● **SELECTED EXTRACT**
--- START ---

Leverage · Capital saved
DISCOVERY
Re-framing a stalled product

An existing product that's flatlined gets a fresh JTBD read and a new core thesis — and the next release moves the metric.

Leverage · Stagnation broken
DISCOVERY
Pricing and packaging

Discovery extends into pricing — willingness-to-pay tested before features get built around the wrong economic model.

Leverage · Right model
BUILD
MVP launch

A validated thesis turned into a production-grade MVP in 8–12 weeks — scoped tight enough to ship, robust enough to scale.

Leverage · Time-to-market
BUILD
Service productization

Parts of a high-touch service productized into self-serve features — and gross margin lifts without sacrificing experience.

Leverage · Better margin
BUILD
Mobile companion

A web product extends to a focused mobile companion — not a full mobile app, just the surfaces that need to be in-pocket.

Leverage · Right surface
OPERATION
Activation overhaul

Onboarding redesigned around time-to-value — activation rate climbs and downstream retention improves visibly.

Leverage · Activation × LTV
OPERATION
Retention loop

Cohort analysis exposes where users churn — and the next two releases are scoped at exactly that point.

Leverage · Lower churn
OPERATION
Experimentation discipline

A/B testing turned from one-off stunts into a weekly discipline — and the team starts shipping winners instead of debating opinions.

Leverage · Compounding wins
08
08 · Engagement Fit

How product enters
a BBD engagement.

Product development is a layer inside the three engagement models — not a separate dev shop relationship. The right entry depends on where the business is.

--- END ---

Entries from a data source:
--- START ---

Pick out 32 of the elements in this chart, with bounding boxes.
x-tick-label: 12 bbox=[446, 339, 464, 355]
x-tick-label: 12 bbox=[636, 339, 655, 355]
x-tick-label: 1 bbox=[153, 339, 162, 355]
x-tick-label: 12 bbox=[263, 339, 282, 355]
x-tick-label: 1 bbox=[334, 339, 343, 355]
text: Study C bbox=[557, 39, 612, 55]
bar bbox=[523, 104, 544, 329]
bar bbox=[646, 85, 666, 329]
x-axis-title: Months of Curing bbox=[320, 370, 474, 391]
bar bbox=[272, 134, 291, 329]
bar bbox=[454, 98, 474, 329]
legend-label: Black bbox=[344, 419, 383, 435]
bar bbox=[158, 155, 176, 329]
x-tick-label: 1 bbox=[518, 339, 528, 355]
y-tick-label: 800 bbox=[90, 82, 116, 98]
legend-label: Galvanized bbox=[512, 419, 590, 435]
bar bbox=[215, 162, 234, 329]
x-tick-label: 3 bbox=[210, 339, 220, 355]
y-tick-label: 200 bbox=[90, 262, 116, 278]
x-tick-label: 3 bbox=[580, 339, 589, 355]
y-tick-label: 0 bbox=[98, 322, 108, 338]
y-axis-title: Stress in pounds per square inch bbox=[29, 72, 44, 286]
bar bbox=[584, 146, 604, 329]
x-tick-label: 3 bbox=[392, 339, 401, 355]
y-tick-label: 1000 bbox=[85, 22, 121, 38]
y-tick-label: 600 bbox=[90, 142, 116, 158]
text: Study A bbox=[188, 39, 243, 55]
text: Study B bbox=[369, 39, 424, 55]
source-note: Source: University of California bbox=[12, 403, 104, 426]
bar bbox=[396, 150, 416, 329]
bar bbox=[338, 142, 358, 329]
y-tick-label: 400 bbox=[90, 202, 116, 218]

--- END ---

Please output everything in the product development excerpt from "A validated thesis" down to "without sacrificing experience.", word for word. You don't need the entries for anything here.

● **ANSWER TO THE PROBLEM**
A validated thesis turned into a production-grade MVP in 8–12 weeks — scoped tight enough to ship, robust enough to scale.

Leverage · Time-to-market
BUILD
Service productization

Parts of a high-touch service productized into self-serve features — and gross margin lifts without sacrificing experience.